Duplicate every line of all the entries below word for word, but leave out the pictures.

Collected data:
┄┄┄┄┄┄

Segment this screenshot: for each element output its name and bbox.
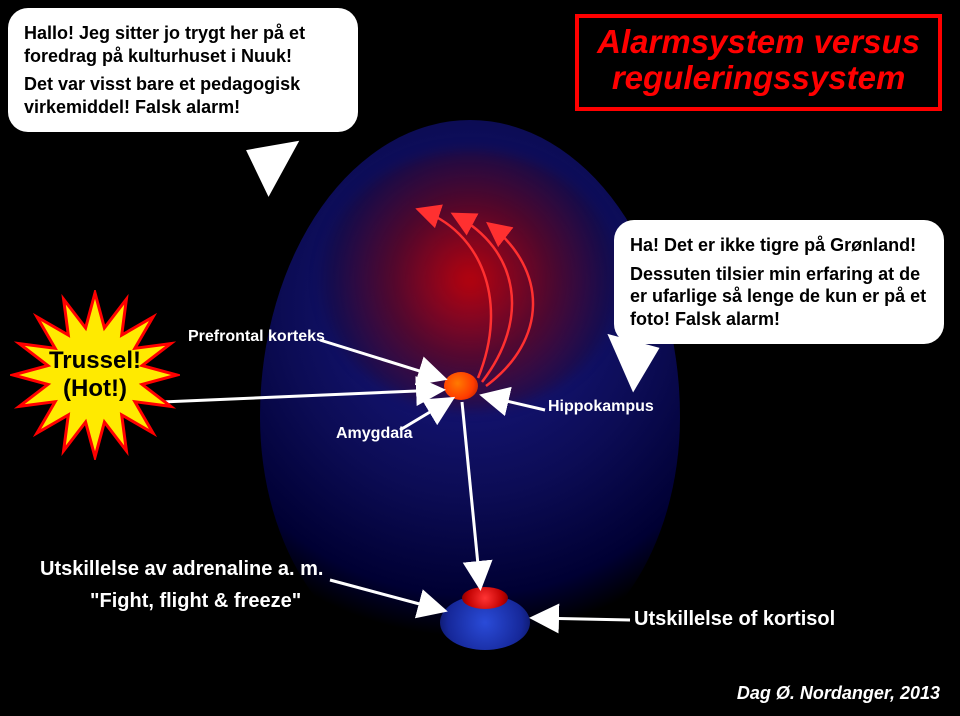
label-adrenaline-2: "Fight, flight & freeze"	[90, 590, 301, 613]
title-line2: reguleringssystem	[597, 60, 920, 96]
bubble-left-tail	[246, 141, 308, 200]
label-prefrontal: Prefrontal korteks	[188, 328, 325, 346]
speech-bubble-left: Hallo! Jeg sitter jo trygt her på et for…	[8, 8, 358, 132]
bubble-right-p1: Ha! Det er ikke tigre på Grønland!	[630, 234, 928, 257]
label-amygdala: Amygdala	[336, 425, 412, 443]
speech-bubble-right: Ha! Det er ikke tigre på Grønland! Dessu…	[614, 220, 944, 344]
label-hippocampus: Hippokampus	[548, 398, 654, 416]
burst-line2: (Hot!)	[63, 375, 127, 403]
adrenal-gland	[462, 587, 508, 609]
amygdala-node	[444, 372, 478, 400]
title-box: Alarmsystem versus reguleringssystem	[575, 14, 942, 111]
label-cortisol: Utskillelse of kortisol	[634, 608, 835, 631]
threat-starburst: Trussel! (Hot!)	[10, 290, 180, 460]
title-line1: Alarmsystem versus	[597, 24, 920, 60]
bubble-right-p2: Dessuten tilsier min erfaring at de er u…	[630, 263, 928, 331]
credit-text: Dag Ø. Nordanger, 2013	[737, 683, 940, 704]
label-adrenaline-1: Utskillelse av adrenaline a. m.	[40, 558, 323, 581]
burst-line1: Trussel!	[49, 347, 141, 375]
bubble-left-p2: Det var visst bare et pedagogisk virkemi…	[24, 73, 342, 118]
bubble-left-p1: Hallo! Jeg sitter jo trygt her på et for…	[24, 22, 342, 67]
brain-glow	[320, 150, 620, 410]
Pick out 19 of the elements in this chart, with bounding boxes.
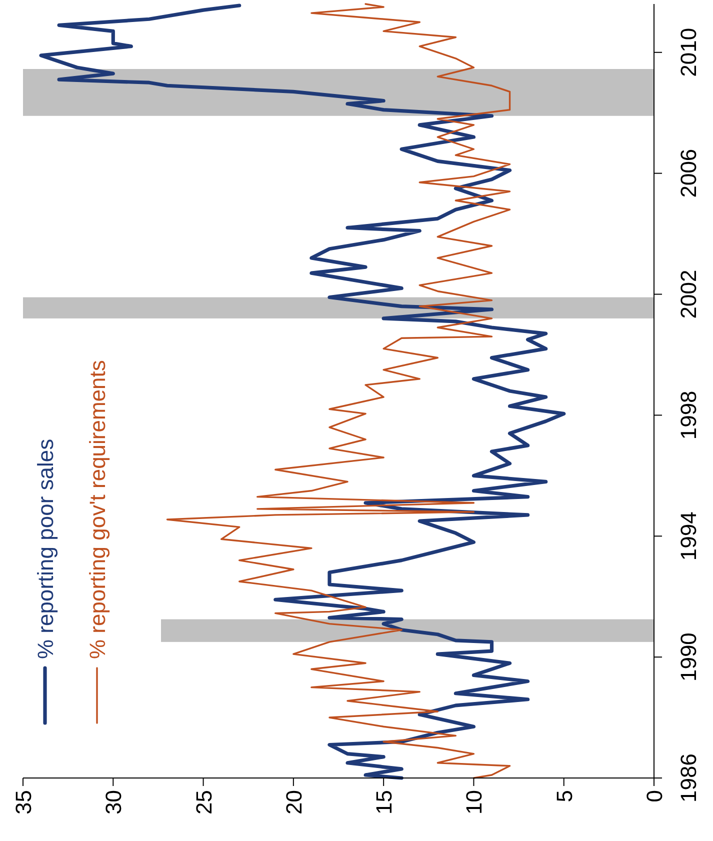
x-tick-label: 35: [11, 790, 36, 814]
x-tick-label: 15: [372, 790, 397, 814]
x-tick-label: 25: [191, 790, 216, 814]
x-tick-label: 5: [552, 790, 577, 802]
x-tick-label: 10: [462, 790, 487, 814]
line-series: [39, 4, 566, 780]
x-tick-label: 30: [101, 790, 126, 814]
x-tick-label: 0: [642, 790, 667, 802]
y-tick-label: 1998: [676, 390, 701, 440]
x-tick-label: 20: [281, 790, 306, 814]
y-tick-label: 1990: [676, 632, 701, 682]
line-series: [166, 3, 511, 779]
y-tick-label: 2002: [676, 270, 701, 319]
y-tick-label: 2010: [676, 28, 701, 77]
text: % reporting gov't requirements: [85, 360, 110, 659]
y-tick-label: 2006: [676, 148, 701, 198]
y-tick-label: 1986: [676, 754, 701, 802]
y-tick-label: 1994: [676, 512, 701, 561]
text: % reporting poor sales: [33, 438, 58, 659]
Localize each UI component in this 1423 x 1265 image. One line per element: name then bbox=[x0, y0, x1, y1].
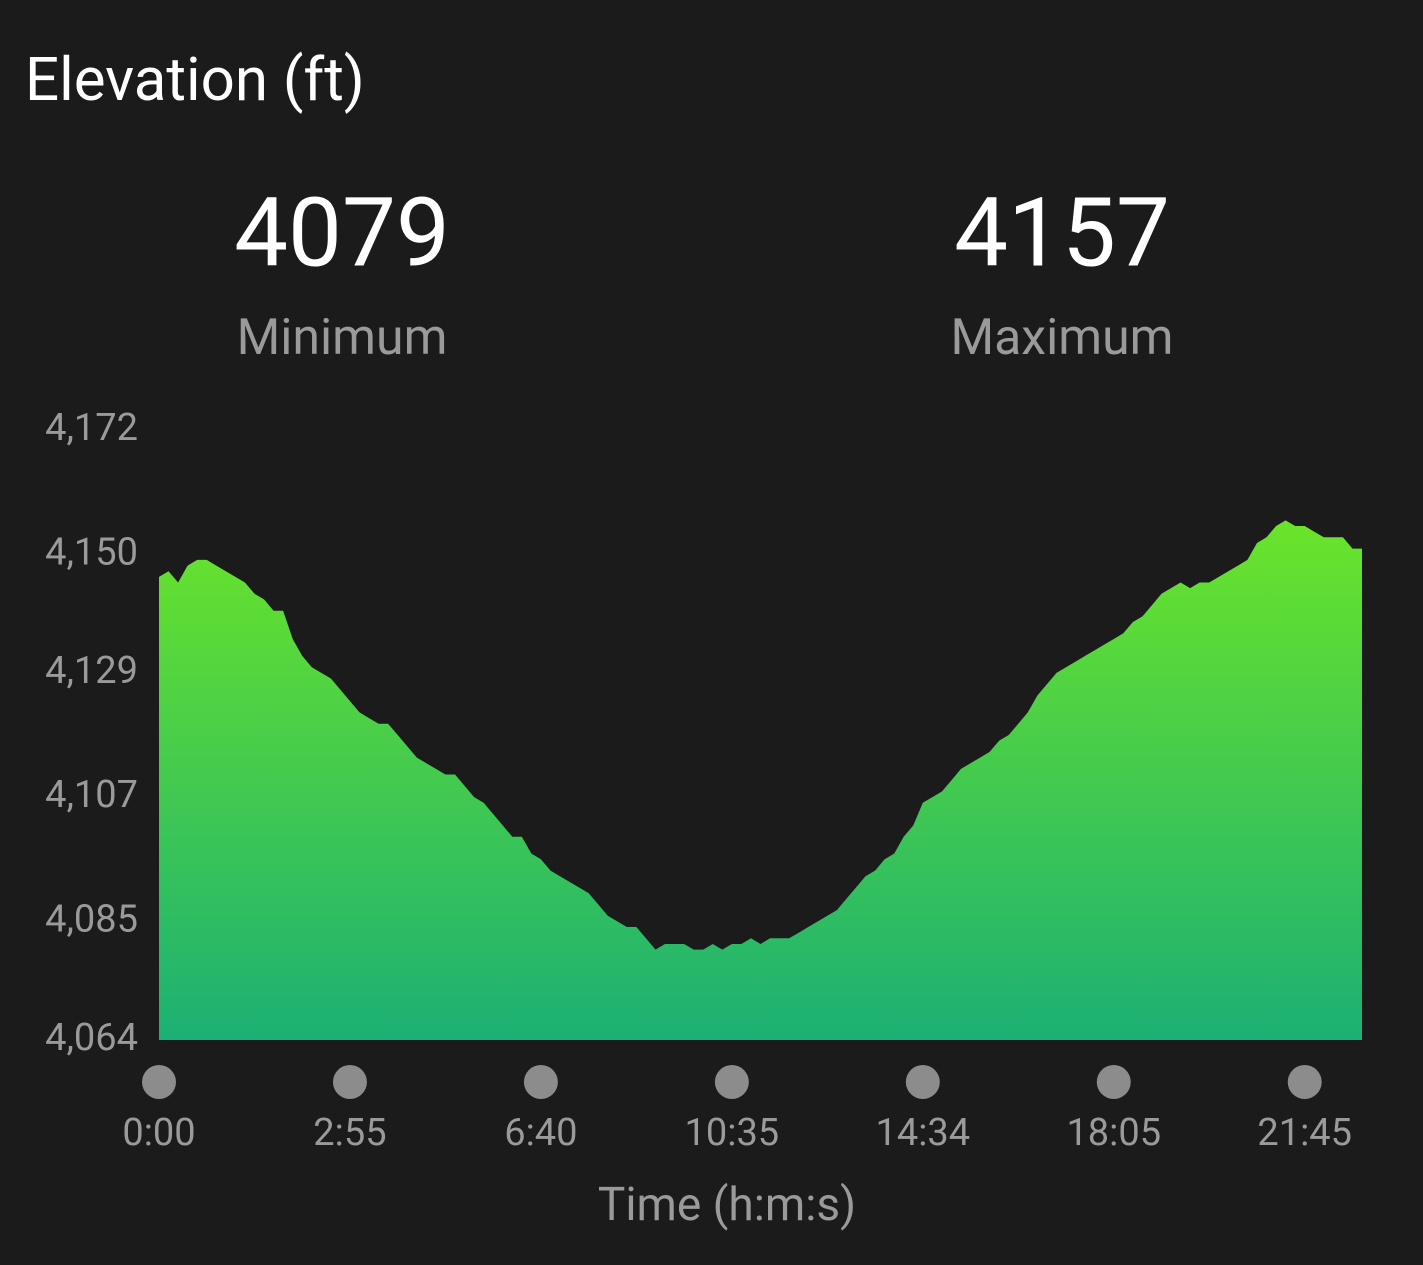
x-tick-label: 18:05 bbox=[1066, 1111, 1161, 1155]
x-tick-label: 6:40 bbox=[504, 1111, 577, 1155]
y-tick-label: 4,085 bbox=[45, 897, 138, 941]
stat-value: 4157 bbox=[954, 177, 1170, 289]
x-axis-title: Time (h:m:s) bbox=[598, 1178, 856, 1232]
y-tick-label: 4,107 bbox=[45, 773, 138, 817]
stat-label: Maximum bbox=[950, 309, 1173, 367]
x-tick-label: 10:35 bbox=[685, 1111, 780, 1155]
chart-title: Elevation (ft) bbox=[25, 44, 365, 115]
x-tick-label: 0:00 bbox=[122, 1111, 195, 1155]
y-tick-label: 4,129 bbox=[45, 649, 138, 693]
x-tick-label: 2:55 bbox=[313, 1111, 386, 1155]
x-tick-dot bbox=[1096, 1065, 1131, 1099]
y-tick-label: 4,172 bbox=[45, 406, 138, 450]
stat-value: 4079 bbox=[234, 177, 450, 289]
x-tick-label: 21:45 bbox=[1257, 1111, 1352, 1155]
x-tick-label: 14:34 bbox=[875, 1111, 970, 1155]
y-tick-label: 4,064 bbox=[45, 1016, 138, 1060]
y-tick-label: 4,150 bbox=[45, 530, 138, 574]
stat-label: Minimum bbox=[237, 309, 448, 367]
x-tick-dot bbox=[142, 1065, 176, 1099]
x-tick-dot bbox=[1287, 1065, 1322, 1099]
elevation-area bbox=[159, 520, 1362, 1040]
x-tick-dot bbox=[332, 1065, 367, 1099]
x-tick-dot bbox=[714, 1065, 749, 1099]
x-tick-dot bbox=[905, 1065, 940, 1099]
x-tick-dot bbox=[523, 1065, 558, 1099]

┄┄┄┄┄┄

Task output:
Segment this screenshot: for each element output its name and bbox.
label-adrenaline-2: "Fight, flight & freeze"	[90, 590, 301, 613]
title-line2: reguleringssystem	[597, 60, 920, 96]
bubble-left-tail	[246, 141, 308, 200]
label-prefrontal: Prefrontal korteks	[188, 328, 325, 346]
speech-bubble-left: Hallo! Jeg sitter jo trygt her på et for…	[8, 8, 358, 132]
bubble-right-p1: Ha! Det er ikke tigre på Grønland!	[630, 234, 928, 257]
label-amygdala: Amygdala	[336, 425, 412, 443]
speech-bubble-right: Ha! Det er ikke tigre på Grønland! Dessu…	[614, 220, 944, 344]
label-hippocampus: Hippokampus	[548, 398, 654, 416]
burst-line2: (Hot!)	[63, 375, 127, 403]
adrenal-gland	[462, 587, 508, 609]
amygdala-node	[444, 372, 478, 400]
title-box: Alarmsystem versus reguleringssystem	[575, 14, 942, 111]
label-cortisol: Utskillelse of kortisol	[634, 608, 835, 631]
threat-starburst: Trussel! (Hot!)	[10, 290, 180, 460]
title-line1: Alarmsystem versus	[597, 24, 920, 60]
bubble-right-p2: Dessuten tilsier min erfaring at de er u…	[630, 263, 928, 331]
credit-text: Dag Ø. Nordanger, 2013	[737, 683, 940, 704]
label-adrenaline-1: Utskillelse av adrenaline a. m.	[40, 558, 323, 581]
burst-line1: Trussel!	[49, 347, 141, 375]
bubble-left-p2: Det var visst bare et pedagogisk virkemi…	[24, 73, 342, 118]
bubble-left-p1: Hallo! Jeg sitter jo trygt her på et for…	[24, 22, 342, 67]
brain-glow	[320, 150, 620, 410]
Pick out 19 of the elements in this chart, with bounding boxes.
x-tick-label: 35: [11, 790, 36, 814]
x-tick-label: 15: [372, 790, 397, 814]
x-tick-label: 25: [191, 790, 216, 814]
x-tick-label: 5: [552, 790, 577, 802]
x-tick-label: 10: [462, 790, 487, 814]
line-series: [39, 4, 566, 780]
x-tick-label: 30: [101, 790, 126, 814]
x-tick-label: 0: [642, 790, 667, 802]
y-tick-label: 1998: [676, 390, 701, 440]
x-tick-label: 20: [281, 790, 306, 814]
y-tick-label: 1990: [676, 632, 701, 682]
line-series: [166, 3, 511, 779]
y-tick-label: 2002: [676, 270, 701, 319]
y-tick-label: 2010: [676, 28, 701, 77]
text: % reporting gov't requirements: [85, 360, 110, 659]
y-tick-label: 2006: [676, 148, 701, 198]
y-tick-label: 1986: [676, 754, 701, 802]
y-tick-label: 1994: [676, 512, 701, 561]
text: % reporting poor sales: [33, 438, 58, 659]
Localize each UI component in this 1423 x 1265 image. One line per element: name then bbox=[x0, y0, x1, y1].
x-tick-label: 18:05 bbox=[1066, 1111, 1161, 1155]
x-tick-label: 6:40 bbox=[504, 1111, 577, 1155]
y-tick-label: 4,085 bbox=[45, 897, 138, 941]
stat-value: 4157 bbox=[954, 177, 1170, 289]
x-axis-title: Time (h:m:s) bbox=[598, 1178, 856, 1232]
y-tick-label: 4,107 bbox=[45, 773, 138, 817]
stat-label: Maximum bbox=[950, 309, 1173, 367]
x-tick-label: 10:35 bbox=[685, 1111, 780, 1155]
chart-title: Elevation (ft) bbox=[25, 44, 365, 115]
x-tick-label: 0:00 bbox=[122, 1111, 195, 1155]
y-tick-label: 4,129 bbox=[45, 649, 138, 693]
x-tick-label: 2:55 bbox=[313, 1111, 386, 1155]
x-tick-dot bbox=[1096, 1065, 1131, 1099]
y-tick-label: 4,172 bbox=[45, 406, 138, 450]
stat-value: 4079 bbox=[234, 177, 450, 289]
x-tick-label: 21:45 bbox=[1257, 1111, 1352, 1155]
x-tick-label: 14:34 bbox=[875, 1111, 970, 1155]
y-tick-label: 4,064 bbox=[45, 1016, 138, 1060]
y-tick-label: 4,150 bbox=[45, 530, 138, 574]
stat-label: Minimum bbox=[237, 309, 448, 367]
x-tick-dot bbox=[142, 1065, 176, 1099]
x-tick-dot bbox=[1287, 1065, 1322, 1099]
elevation-area bbox=[159, 520, 1362, 1040]
x-tick-dot bbox=[332, 1065, 367, 1099]
x-tick-dot bbox=[714, 1065, 749, 1099]
x-tick-dot bbox=[905, 1065, 940, 1099]
x-tick-dot bbox=[523, 1065, 558, 1099]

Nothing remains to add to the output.